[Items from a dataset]
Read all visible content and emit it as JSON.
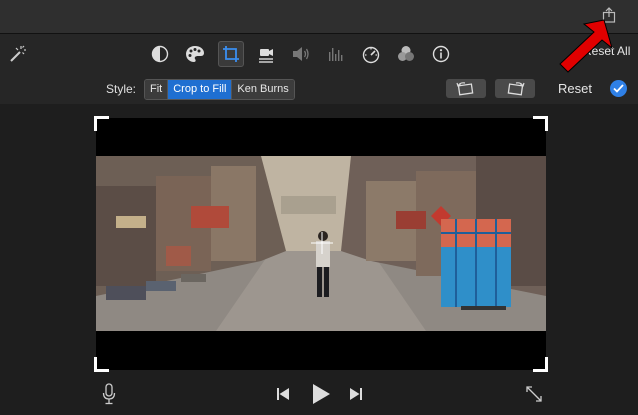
{
  "toolbar": {
    "reset_all_label": "Reset All",
    "tools": [
      "magic-wand-icon",
      "color-balance-icon",
      "color-palette-icon",
      "crop-icon",
      "stabilization-icon",
      "volume-icon",
      "equalizer-icon",
      "speed-icon",
      "overlay-icon",
      "info-icon"
    ],
    "active_tool": "crop-icon"
  },
  "style_bar": {
    "label": "Style:",
    "options": [
      "Fit",
      "Crop to Fill",
      "Ken Burns"
    ],
    "selected": "Crop to Fill",
    "reset_label": "Reset"
  },
  "colors": {
    "accent": "#1f6fd1",
    "annotation_arrow": "#e10000"
  }
}
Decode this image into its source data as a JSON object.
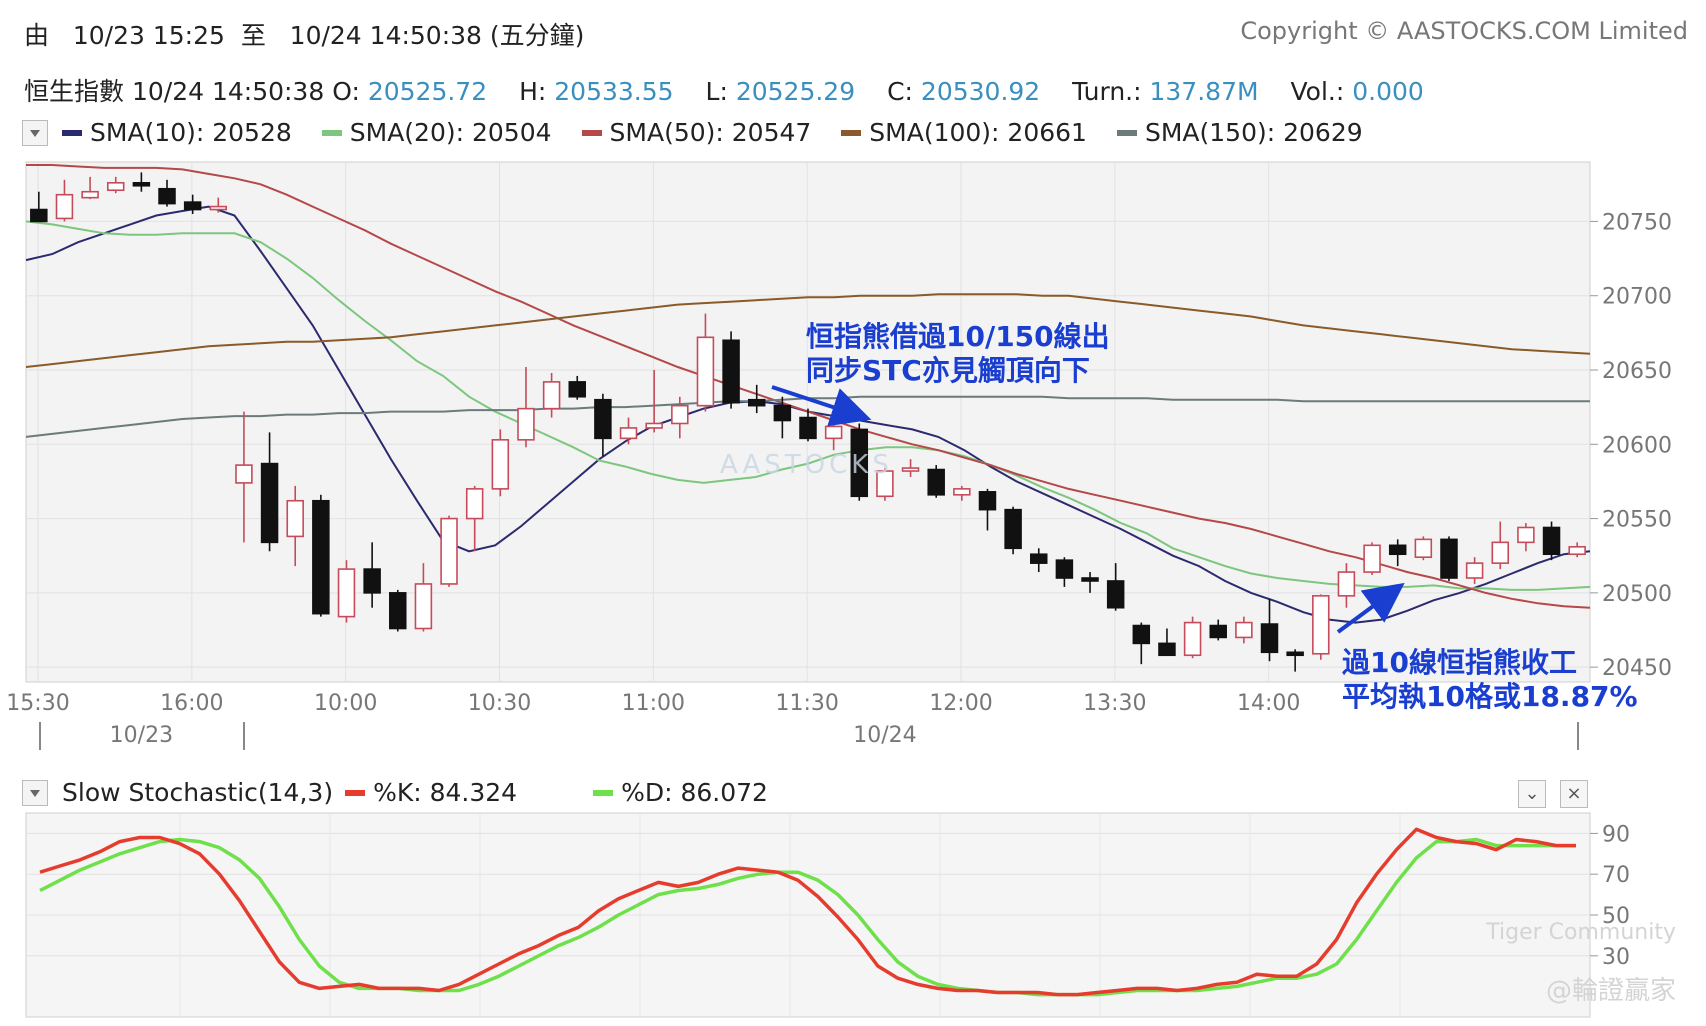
{
  "header": {
    "range_prefix": "由",
    "range_from": "10/23 15:25",
    "range_to_word": "至",
    "range_to": "10/24 14:50:38",
    "range_interval": "(五分鐘)",
    "copyright": "Copyright © AASTOCKS.COM Limited"
  },
  "quote": {
    "name": "恒生指數",
    "time": "10/24 14:50:38",
    "o_label": "O:",
    "o": "20525.72",
    "h_label": "H:",
    "h": "20533.55",
    "l_label": "L:",
    "l": "20525.29",
    "c_label": "C:",
    "c": "20530.92",
    "turn_label": "Turn.:",
    "turn": "137.87M",
    "vol_label": "Vol.:",
    "vol": "0.000"
  },
  "legend": [
    {
      "label": "SMA(10): 20528",
      "color": "#2b2a6e"
    },
    {
      "label": "SMA(20): 20504",
      "color": "#7dc67d"
    },
    {
      "label": "SMA(50): 20547",
      "color": "#b54848"
    },
    {
      "label": "SMA(100): 20661",
      "color": "#8a5a2a"
    },
    {
      "label": "SMA(150): 20629",
      "color": "#6b7b7b"
    }
  ],
  "stoch_legend": {
    "title": "Slow Stochastic(14,3)",
    "k_label": "%K: 84.324",
    "k_color": "#e53c2e",
    "d_label": "%D: 86.072",
    "d_color": "#6de04a"
  },
  "annotations": {
    "top": [
      "恒指熊借過10/150線出",
      "同步STC亦見觸頂向下"
    ],
    "bottom": [
      "過10線恒指熊收工",
      "平均執10格或18.87%"
    ]
  },
  "watermarks": {
    "center": "AASTOCKS",
    "tiger": "Tiger Community",
    "cn": "@輪證贏家"
  },
  "chart_data": [
    {
      "type": "candlestick",
      "ylim": [
        20440,
        20790
      ],
      "yticks": [
        20450,
        20500,
        20550,
        20600,
        20650,
        20700,
        20750
      ],
      "x_tick_labels": [
        "15:30",
        "16:00",
        "10:00",
        "10:30",
        "11:00",
        "11:30",
        "12:00",
        "13:30",
        "14:00"
      ],
      "x_tick_bar_index": [
        0,
        6,
        12,
        18,
        24,
        30,
        36,
        42,
        48
      ],
      "date_labels": [
        "10/23",
        "10/24"
      ],
      "date_label_bar_index": [
        4,
        33
      ],
      "up_color": "#c54b5a",
      "down_color": "#111111",
      "candles": [
        {
          "o": 20758,
          "h": 20770,
          "l": 20750,
          "c": 20750
        },
        {
          "o": 20752,
          "h": 20778,
          "l": 20750,
          "c": 20768
        },
        {
          "o": 20766,
          "h": 20780,
          "l": 20765,
          "c": 20770
        },
        {
          "o": 20771,
          "h": 20780,
          "l": 20769,
          "c": 20776
        },
        {
          "o": 20776,
          "h": 20783,
          "l": 20770,
          "c": 20774
        },
        {
          "o": 20772,
          "h": 20778,
          "l": 20760,
          "c": 20762
        },
        {
          "o": 20763,
          "h": 20768,
          "l": 20755,
          "c": 20758
        },
        {
          "o": 20758,
          "h": 20766,
          "l": 20756,
          "c": 20760
        },
        {
          "o": 20574,
          "h": 20622,
          "l": 20534,
          "c": 20586
        },
        {
          "o": 20587,
          "h": 20608,
          "l": 20528,
          "c": 20534
        },
        {
          "o": 20538,
          "h": 20572,
          "l": 20518,
          "c": 20562
        },
        {
          "o": 20562,
          "h": 20566,
          "l": 20484,
          "c": 20486
        },
        {
          "o": 20484,
          "h": 20522,
          "l": 20480,
          "c": 20516
        },
        {
          "o": 20516,
          "h": 20534,
          "l": 20490,
          "c": 20500
        },
        {
          "o": 20500,
          "h": 20502,
          "l": 20474,
          "c": 20476
        },
        {
          "o": 20476,
          "h": 20520,
          "l": 20474,
          "c": 20506
        },
        {
          "o": 20506,
          "h": 20552,
          "l": 20504,
          "c": 20550
        },
        {
          "o": 20550,
          "h": 20572,
          "l": 20528,
          "c": 20570
        },
        {
          "o": 20570,
          "h": 20610,
          "l": 20565,
          "c": 20603
        },
        {
          "o": 20603,
          "h": 20652,
          "l": 20598,
          "c": 20624
        },
        {
          "o": 20624,
          "h": 20648,
          "l": 20618,
          "c": 20642
        },
        {
          "o": 20642,
          "h": 20646,
          "l": 20630,
          "c": 20632
        },
        {
          "o": 20630,
          "h": 20634,
          "l": 20592,
          "c": 20604
        },
        {
          "o": 20604,
          "h": 20618,
          "l": 20600,
          "c": 20611
        },
        {
          "o": 20611,
          "h": 20650,
          "l": 20608,
          "c": 20614
        },
        {
          "o": 20614,
          "h": 20632,
          "l": 20604,
          "c": 20626
        },
        {
          "o": 20626,
          "h": 20688,
          "l": 20622,
          "c": 20672
        },
        {
          "o": 20670,
          "h": 20676,
          "l": 20624,
          "c": 20628
        },
        {
          "o": 20630,
          "h": 20640,
          "l": 20621,
          "c": 20626
        },
        {
          "o": 20626,
          "h": 20632,
          "l": 20604,
          "c": 20616
        },
        {
          "o": 20618,
          "h": 20624,
          "l": 20602,
          "c": 20604
        },
        {
          "o": 20604,
          "h": 20622,
          "l": 20596,
          "c": 20612
        },
        {
          "o": 20610,
          "h": 20614,
          "l": 20562,
          "c": 20565
        },
        {
          "o": 20565,
          "h": 20584,
          "l": 20562,
          "c": 20582
        },
        {
          "o": 20582,
          "h": 20590,
          "l": 20578,
          "c": 20584
        },
        {
          "o": 20583,
          "h": 20586,
          "l": 20564,
          "c": 20566
        },
        {
          "o": 20566,
          "h": 20572,
          "l": 20562,
          "c": 20570
        },
        {
          "o": 20568,
          "h": 20570,
          "l": 20542,
          "c": 20556
        },
        {
          "o": 20556,
          "h": 20558,
          "l": 20526,
          "c": 20530
        },
        {
          "o": 20526,
          "h": 20530,
          "l": 20514,
          "c": 20520
        },
        {
          "o": 20522,
          "h": 20524,
          "l": 20504,
          "c": 20510
        },
        {
          "o": 20510,
          "h": 20514,
          "l": 20500,
          "c": 20508
        },
        {
          "o": 20508,
          "h": 20520,
          "l": 20488,
          "c": 20490
        },
        {
          "o": 20478,
          "h": 20480,
          "l": 20452,
          "c": 20466
        },
        {
          "o": 20466,
          "h": 20476,
          "l": 20458,
          "c": 20458
        },
        {
          "o": 20458,
          "h": 20484,
          "l": 20456,
          "c": 20480
        },
        {
          "o": 20478,
          "h": 20482,
          "l": 20468,
          "c": 20470
        },
        {
          "o": 20470,
          "h": 20484,
          "l": 20466,
          "c": 20480
        },
        {
          "o": 20479,
          "h": 20496,
          "l": 20454,
          "c": 20460
        },
        {
          "o": 20460,
          "h": 20462,
          "l": 20447,
          "c": 20458
        },
        {
          "o": 20459,
          "h": 20499,
          "l": 20455,
          "c": 20498
        },
        {
          "o": 20498,
          "h": 20520,
          "l": 20490,
          "c": 20514
        },
        {
          "o": 20514,
          "h": 20534,
          "l": 20512,
          "c": 20532
        },
        {
          "o": 20532,
          "h": 20536,
          "l": 20518,
          "c": 20526
        },
        {
          "o": 20524,
          "h": 20538,
          "l": 20522,
          "c": 20536
        },
        {
          "o": 20536,
          "h": 20538,
          "l": 20508,
          "c": 20510
        },
        {
          "o": 20510,
          "h": 20524,
          "l": 20506,
          "c": 20520
        },
        {
          "o": 20520,
          "h": 20548,
          "l": 20516,
          "c": 20534
        },
        {
          "o": 20534,
          "h": 20547,
          "l": 20528,
          "c": 20544
        },
        {
          "o": 20544,
          "h": 20548,
          "l": 20522,
          "c": 20526
        },
        {
          "o": 20526,
          "h": 20534,
          "l": 20524,
          "c": 20531
        }
      ],
      "series": [
        {
          "name": "SMA(10)",
          "color": "#2b2a6e",
          "values": [
            20724,
            20728,
            20736,
            20742,
            20748,
            20754,
            20757,
            20760,
            20754,
            20730,
            20705,
            20680,
            20650,
            20620,
            20590,
            20562,
            20535,
            20528,
            20532,
            20545,
            20560,
            20575,
            20590,
            20602,
            20612,
            20618,
            20624,
            20628,
            20629,
            20627,
            20622,
            20619,
            20616,
            20613,
            20610,
            20605,
            20596,
            20585,
            20575,
            20567,
            20559,
            20551,
            20543,
            20534,
            20525,
            20518,
            20508,
            20500,
            20494,
            20487,
            20482,
            20480,
            20482,
            20488,
            20495,
            20500,
            20506,
            20513,
            20520,
            20526,
            20528
          ]
        },
        {
          "name": "SMA(20)",
          "color": "#7dc67d",
          "values": [
            20750,
            20748,
            20745,
            20742,
            20741,
            20741,
            20742,
            20742,
            20742,
            20736,
            20725,
            20712,
            20697,
            20683,
            20670,
            20656,
            20646,
            20632,
            20622,
            20614,
            20606,
            20598,
            20589,
            20585,
            20580,
            20576,
            20574,
            20576,
            20578,
            20583,
            20587,
            20593,
            20596,
            20598,
            20598,
            20596,
            20592,
            20586,
            20579,
            20571,
            20564,
            20556,
            20547,
            20540,
            20530,
            20524,
            20518,
            20513,
            20510,
            20508,
            20506,
            20505,
            20504,
            20504,
            20505,
            20503,
            20503,
            20502,
            20502,
            20503,
            20504
          ]
        },
        {
          "name": "SMA(50)",
          "color": "#b54848",
          "values": [
            20788,
            20788,
            20787,
            20786,
            20786,
            20786,
            20785,
            20782,
            20779,
            20775,
            20768,
            20760,
            20752,
            20744,
            20735,
            20727,
            20719,
            20711,
            20703,
            20696,
            20688,
            20680,
            20673,
            20666,
            20659,
            20652,
            20646,
            20640,
            20634,
            20628,
            20622,
            20616,
            20610,
            20605,
            20600,
            20596,
            20591,
            20586,
            20580,
            20575,
            20570,
            20566,
            20562,
            20558,
            20554,
            20550,
            20547,
            20543,
            20538,
            20533,
            20528,
            20524,
            20519,
            20514,
            20510,
            20505,
            20500,
            20496,
            20493,
            20491,
            20490
          ]
        },
        {
          "name": "SMA(100)",
          "color": "#8a5a2a",
          "values": [
            20652,
            20654,
            20656,
            20658,
            20660,
            20662,
            20664,
            20666,
            20667,
            20668,
            20669,
            20669,
            20670,
            20671,
            20672,
            20674,
            20676,
            20678,
            20680,
            20682,
            20684,
            20686,
            20688,
            20690,
            20692,
            20694,
            20695,
            20696,
            20697,
            20698,
            20699,
            20699,
            20700,
            20700,
            20700,
            20701,
            20701,
            20701,
            20701,
            20700,
            20700,
            20698,
            20696,
            20694,
            20692,
            20690,
            20688,
            20686,
            20683,
            20680,
            20678,
            20676,
            20674,
            20672,
            20670,
            20668,
            20666,
            20664,
            20663,
            20662,
            20661
          ]
        },
        {
          "name": "SMA(150)",
          "color": "#6b7b7b",
          "values": [
            20605,
            20607,
            20609,
            20611,
            20613,
            20615,
            20617,
            20618,
            20619,
            20619,
            20620,
            20620,
            20621,
            20621,
            20622,
            20622,
            20622,
            20623,
            20623,
            20623,
            20624,
            20624,
            20625,
            20625,
            20626,
            20627,
            20628,
            20629,
            20629,
            20630,
            20631,
            20631,
            20632,
            20632,
            20632,
            20632,
            20632,
            20632,
            20632,
            20632,
            20631,
            20631,
            20631,
            20631,
            20630,
            20630,
            20630,
            20630,
            20630,
            20629,
            20629,
            20629,
            20629,
            20629,
            20629,
            20629,
            20629,
            20629,
            20629,
            20629,
            20629
          ]
        }
      ]
    },
    {
      "type": "line",
      "title": "Slow Stochastic(14,3)",
      "ylim": [
        0,
        100
      ],
      "yticks": [
        30,
        50,
        70,
        90
      ],
      "series": [
        {
          "name": "%K",
          "color": "#e53c2e",
          "values": [
            71,
            74,
            77,
            81,
            86,
            88,
            88,
            85,
            80,
            70,
            57,
            42,
            27,
            17,
            14,
            15,
            16,
            14,
            14,
            14,
            13,
            16,
            21,
            26,
            31,
            35,
            40,
            44,
            52,
            58,
            62,
            66,
            64,
            66,
            70,
            73,
            72,
            71,
            67,
            59,
            49,
            38,
            25,
            19,
            16,
            14,
            13,
            13,
            12,
            12,
            12,
            11,
            11,
            12,
            13,
            14,
            14,
            13,
            14,
            16,
            17,
            21,
            20,
            20,
            26,
            38,
            56,
            70,
            82,
            92,
            88,
            86,
            85,
            82,
            87,
            86,
            84,
            84
          ]
        },
        {
          "name": "%D",
          "color": "#6de04a",
          "values": [
            62,
            67,
            72,
            76,
            80,
            83,
            86,
            87,
            86,
            83,
            77,
            68,
            54,
            38,
            25,
            17,
            14,
            14,
            14,
            13,
            13,
            13,
            16,
            20,
            25,
            30,
            35,
            39,
            44,
            50,
            55,
            60,
            62,
            63,
            65,
            68,
            70,
            71,
            71,
            67,
            60,
            50,
            38,
            27,
            20,
            16,
            14,
            13,
            12,
            12,
            11,
            11,
            11,
            11,
            12,
            13,
            13,
            13,
            13,
            14,
            15,
            17,
            19,
            19,
            21,
            26,
            38,
            52,
            66,
            78,
            86,
            86,
            87,
            84,
            84,
            84,
            84,
            84
          ]
        }
      ]
    }
  ]
}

Problem to solve: Pick each line holding the word "name" out of the data and copy it.

Completed exercise:
    "name": "恒生指數",
          "name": "SMA(10)",
          "name": "SMA(20)",
          "name": "SMA(50)",
          "name": "SMA(100)",
          "name": "SMA(150)",
          "name": "%K",
          "name": "%D",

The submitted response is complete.